Exercise brief:
Do not include the pictures; repeat the rest of the data exactly.

Collected data:
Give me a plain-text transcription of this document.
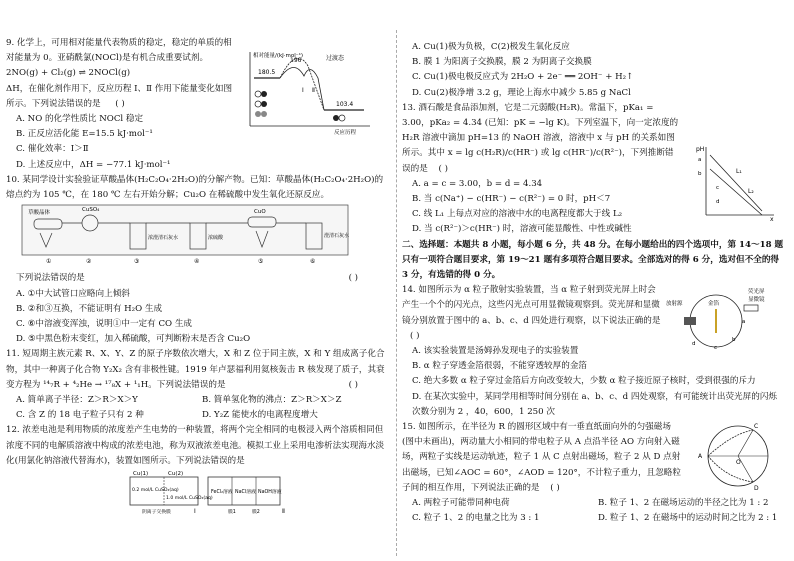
9. 化学上，可用相对能量代表物质的稳定，稳定的单质的相对能量为 0。亚硝酰氯(NOCl)是有机合成重要试剂。

2NO(g) + Cl₂(g) ⇌ 2NOCl(g)

ΔH，在催化剂作用下，反应历程 Ⅰ、Ⅱ 作用下能量变化如图所示。下列说法错误的是 ( )

A. NO 的化学性质比 NOCl 稳定

B. 正反应活化能 E=15.5 kJ·mol⁻¹

C. 催化效率：Ⅰ＞Ⅱ

D. 上述反应中，ΔH = −77.1 kJ·mol⁻¹

相对能量/(kJ·mol⁻¹)
180.5
196	过渡态
Ⅰ Ⅱ
103.4
反应历程

10. 某同学设计实验验证草酸晶体(H₂C₂O₄·2H₂O)的分解产物。已知：草酸晶体(H₂C₂O₄·2H₂O)的熔点约为 105 ℃，在 180 ℃ 左右开始分解；Cu₂O 在稀硫酸中发生氧化还原反应。

草酸晶体	CuSO₄
浓澄清石灰水	浓硫酸
CuO
澄清石灰水
①	②	③	④	⑤	⑥

下列说法错误的是	( )

A. ①中大试管口应略向上倾斜

B. ②和③互换，不能证明有 H₂O 生成

C. ⑥中溶液变浑浊，说明①中一定有 CO 生成

D. ⑤中黑色粉末变红，加入稀硫酸，可判断粉末是否含 Cu₂O

11. 短周期主族元素 R、X、Y、Z 的原子序数依次增大，X 和 Z 位于同主族，X 和 Y 组成离子化合物，其中一种离子化合物 Y₂X₂ 含有非极性键。1919 年卢瑟福利用氦核轰击 R 核发现了质子，其衰变方程为 ¹⁴₇R + ⁴₂He → ¹⁷₈X + ¹₁H。下列说法错误的是	( )

A. 简单离子半径：Z＞R＞X＞Y	B. 简单氢化物的沸点：Z＞R＞X＞Z
C. 含 Z 的 18 电子粒子只有 2 种	D. Y₂Z 能使水的电离程度增大

12. 浓差电池是利用物质的浓度差产生电势的一种装置，将两个完全相同的电极浸入两个溶质相同但浓度不同的电解质溶液中构成的浓差电池，称为双液浓差电池。模拟工业上采用电渗析法实现海水淡化(用氯化钠溶液代替海水)，装置如图所示。下列说法错误的是

Cu(1)	Cu(2)
0.2 mol/L CuSO₄(aq)
1.0 mol/L CuSO₄(aq)
FeCl₂溶液 NaCl溶液 NaOH溶液
膜1	膜2
阴离子交换膜	Ⅰ	Ⅱ

A. Cu(1)极为负极，C(2)极发生氧化反应

B. 膜 1 为阳离子交换膜，膜 2 为阴离子交换膜

C. Cu(1)极电极反应式为 2H₂O + 2e⁻ ══ 2OH⁻ + H₂↑

D. Cu(2)极净增 3.2 g，理论上海水中减少 5.85 g NaCl

13. 酒石酸是食品添加剂，它是二元弱酸(H₂R)。常温下，pKa₁ = 3.00，pKa₂ = 4.34 (已知：pK = −lg K)。下列室温下，向一定浓度的 H₂R 溶液中滴加 pH=13 的 NaOH 溶液，溶液中 x 与 pH 的关系如图所示。其中 x = lg c(H₂R)/c(HR⁻) 或 lg c(HR⁻)/c(R²⁻)，下列推断错误的是 ( )

A. a = c = 3.00，b = d = 4.34

B. 当 c(Na⁺) − c(HR⁻) − c(R²⁻) = 0 时，pH＜7

C. 线 L₁ 上每点对应的溶液中水的电离程度都大于线 L₂

D. 当 c(R²⁻)＞c(HR⁻) 时，溶液可能显酸性、中性或碱性

pH
x
L₁
L₂
a
b
c
d

二、选择题：本题共 8 小题，每小题 6 分，共 48 分。在每小题给出的四个选项中，第 14～18 题只有一项符合题目要求，第 19～21 题有多项符合题目要求。全部选对的得 6 分，选对但不全的得 3 分，有选错的得 0 分。

14. 如图所示为 α 粒子散射实验装置，当 α 粒子射到荧光屏上时会产生一个个的闪光点，这些闪光点可用显微镜观察到。荧光屏和显微镜分别放置于图中的 a、b、c、d 四处进行观察，以下说法正确的是 ( )

A. 该实验装置是汤姆孙发现电子的实验装置

B. α 粒子穿透金箔很弱，不能穿透较厚的金箔

C. 绝大多数 α 粒子穿过金箔后方向改变较大，少数 α 粒子接近原子核时，受到很强的斥力

D. 在某次实验中，某同学用相等时间分别在 a、b、c、d 四处观察，有可能统计出荧光屏的闪烁次数分别为 2 ，40，600，1 250 次

放射源	金箔
荧光屏
显微镜
a
b
c
d

15. 如图所示，在半径为 R 的圆形区域中有一垂直纸面向外的匀强磁场(图中未画出)，两动量大小相同的带电粒子从 A 点沿半径 AO 方向射入磁场，两粒子实线是运动轨迹，粒子 1 从 C 点射出磁场，粒子 2 从 D 点射出磁场，已知∠AOC = 60°，∠AOD = 120°，不计粒子重力，且忽略粒子间的相互作用，下列说法正确的是 ( )

A. 两粒子可能带同种电荷	B. 粒子 1、2 在磁场运动的半径之比为 1 : 2
C. 粒子 1、2 的电量之比为 3 : 1	D. 粒子 1、2 在磁场中的运动时间之比为 2 : 1
A
C
D
O
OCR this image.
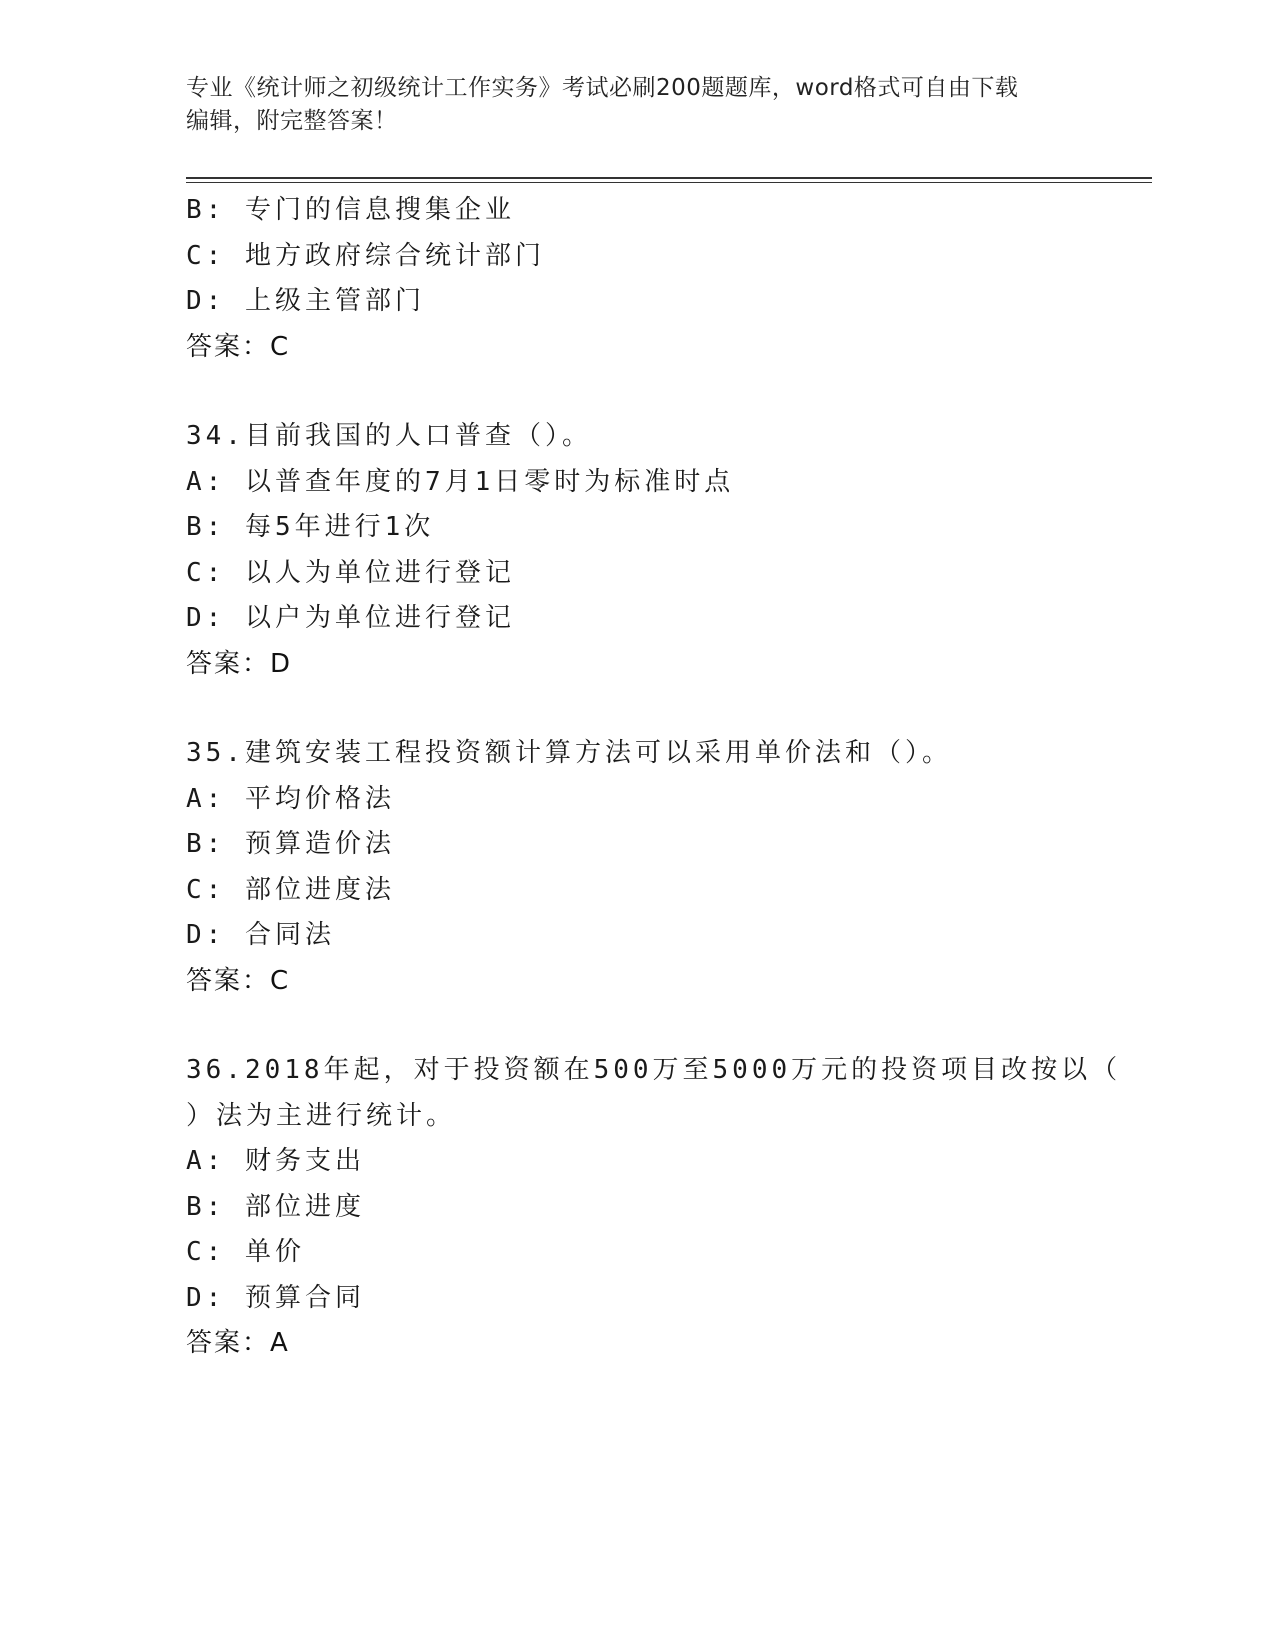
专业《统计师之初级统计工作实务》考试必刷200题题库，word格式可自由下载
编辑，附完整答案！
B: 专门的信息搜集企业
C: 地方政府综合统计部门
D: 上级主管部门
答案：C
34.目前我国的人口普查（）。
A: 以普查年度的7月1日零时为标准时点
B: 每5年进行1次
C: 以人为单位进行登记
D: 以户为单位进行登记
答案：D
35.建筑安装工程投资额计算方法可以采用单价法和（）。
A: 平均价格法
B: 预算造价法
C: 部位进度法
D: 合同法
答案：C
36.2018年起，对于投资额在500万至5000万元的投资项目改按以（
）法为主进行统计。
A: 财务支出
B: 部位进度
C: 单价
D: 预算合同
答案：A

Solution:
Give me a plain-text transcription of this document.
9. 化学上，可用相对能量代表物质的稳定，稳定的单质的相对能量为 0。亚硝酰氯(NOCl)是有机合成重要试剂。

2NO(g) + Cl₂(g) ⇌ 2NOCl(g)

ΔH，在催化剂作用下，反应历程 Ⅰ、Ⅱ 作用下能量变化如图所示。下列说法错误的是 ( )

A. NO 的化学性质比 NOCl 稳定

B. 正反应活化能 E=15.5 kJ·mol⁻¹

C. 催化效率：Ⅰ＞Ⅱ

D. 上述反应中，ΔH = −77.1 kJ·mol⁻¹

相对能量/(kJ·mol⁻¹)
180.5
196	过渡态
Ⅰ Ⅱ
103.4
反应历程

10. 某同学设计实验验证草酸晶体(H₂C₂O₄·2H₂O)的分解产物。已知：草酸晶体(H₂C₂O₄·2H₂O)的熔点约为 105 ℃，在 180 ℃ 左右开始分解；Cu₂O 在稀硫酸中发生氧化还原反应。

草酸晶体	CuSO₄
浓澄清石灰水	浓硫酸
CuO
澄清石灰水
①	②	③	④	⑤	⑥

下列说法错误的是	( )

A. ①中大试管口应略向上倾斜

B. ②和③互换，不能证明有 H₂O 生成

C. ⑥中溶液变浑浊，说明①中一定有 CO 生成

D. ⑤中黑色粉末变红，加入稀硫酸，可判断粉末是否含 Cu₂O

11. 短周期主族元素 R、X、Y、Z 的原子序数依次增大，X 和 Z 位于同主族，X 和 Y 组成离子化合物，其中一种离子化合物 Y₂X₂ 含有非极性键。1919 年卢瑟福利用氦核轰击 R 核发现了质子，其衰变方程为 ¹⁴₇R + ⁴₂He → ¹⁷₈X + ¹₁H。下列说法错误的是	( )

A. 简单离子半径：Z＞R＞X＞Y	B. 简单氢化物的沸点：Z＞R＞X＞Z
C. 含 Z 的 18 电子粒子只有 2 种	D. Y₂Z 能使水的电离程度增大

12. 浓差电池是利用物质的浓度差产生电势的一种装置，将两个完全相同的电极浸入两个溶质相同但浓度不同的电解质溶液中构成的浓差电池，称为双液浓差电池。模拟工业上采用电渗析法实现海水淡化(用氯化钠溶液代替海水)，装置如图所示。下列说法错误的是

Cu(1)	Cu(2)
0.2 mol/L CuSO₄(aq)
1.0 mol/L CuSO₄(aq)
FeCl₂溶液 NaCl溶液 NaOH溶液
膜1	膜2
阴离子交换膜	Ⅰ	Ⅱ

A. Cu(1)极为负极，C(2)极发生氧化反应

B. 膜 1 为阳离子交换膜，膜 2 为阴离子交换膜

C. Cu(1)极电极反应式为 2H₂O + 2e⁻ ══ 2OH⁻ + H₂↑

D. Cu(2)极净增 3.2 g，理论上海水中减少 5.85 g NaCl

13. 酒石酸是食品添加剂，它是二元弱酸(H₂R)。常温下，pKa₁ = 3.00，pKa₂ = 4.34 (已知：pK = −lg K)。下列室温下，向一定浓度的 H₂R 溶液中滴加 pH=13 的 NaOH 溶液，溶液中 x 与 pH 的关系如图所示。其中 x = lg c(H₂R)/c(HR⁻) 或 lg c(HR⁻)/c(R²⁻)，下列推断错误的是 ( )

A. a = c = 3.00，b = d = 4.34

B. 当 c(Na⁺) − c(HR⁻) − c(R²⁻) = 0 时，pH＜7

C. 线 L₁ 上每点对应的溶液中水的电离程度都大于线 L₂

D. 当 c(R²⁻)＞c(HR⁻) 时，溶液可能显酸性、中性或碱性

pH
x
L₁
L₂
a
b
c
d

二、选择题：本题共 8 小题，每小题 6 分，共 48 分。在每小题给出的四个选项中，第 14～18 题只有一项符合题目要求，第 19～21 题有多项符合题目要求。全部选对的得 6 分，选对但不全的得 3 分，有选错的得 0 分。

14. 如图所示为 α 粒子散射实验装置，当 α 粒子射到荧光屏上时会产生一个个的闪光点，这些闪光点可用显微镜观察到。荧光屏和显微镜分别放置于图中的 a、b、c、d 四处进行观察，以下说法正确的是 ( )

A. 该实验装置是汤姆孙发现电子的实验装置

B. α 粒子穿透金箔很弱，不能穿透较厚的金箔

C. 绝大多数 α 粒子穿过金箔后方向改变较大，少数 α 粒子接近原子核时，受到很强的斥力

D. 在某次实验中，某同学用相等时间分别在 a、b、c、d 四处观察，有可能统计出荧光屏的闪烁次数分别为 2 ，40，600，1 250 次

放射源	金箔
荧光屏
显微镜
a
b
c
d

15. 如图所示，在半径为 R 的圆形区域中有一垂直纸面向外的匀强磁场(图中未画出)，两动量大小相同的带电粒子从 A 点沿半径 AO 方向射入磁场，两粒子实线是运动轨迹，粒子 1 从 C 点射出磁场，粒子 2 从 D 点射出磁场，已知∠AOC = 60°，∠AOD = 120°，不计粒子重力，且忽略粒子间的相互作用，下列说法正确的是 ( )

A. 两粒子可能带同种电荷	B. 粒子 1、2 在磁场运动的半径之比为 1 : 2
C. 粒子 1、2 的电量之比为 3 : 1	D. 粒子 1、2 在磁场中的运动时间之比为 2 : 1
A
C
D
O
OCR this image.
专业《统计师之初级统计工作实务》考试必刷200题题库，word格式可自由下载
编辑，附完整答案！
B: 专门的信息搜集企业
C: 地方政府综合统计部门
D: 上级主管部门
答案：C
34.目前我国的人口普查（）。
A: 以普查年度的7月1日零时为标准时点
B: 每5年进行1次
C: 以人为单位进行登记
D: 以户为单位进行登记
答案：D
35.建筑安装工程投资额计算方法可以采用单价法和（）。
A: 平均价格法
B: 预算造价法
C: 部位进度法
D: 合同法
答案：C
36.2018年起，对于投资额在500万至5000万元的投资项目改按以（
）法为主进行统计。
A: 财务支出
B: 部位进度
C: 单价
D: 预算合同
答案：A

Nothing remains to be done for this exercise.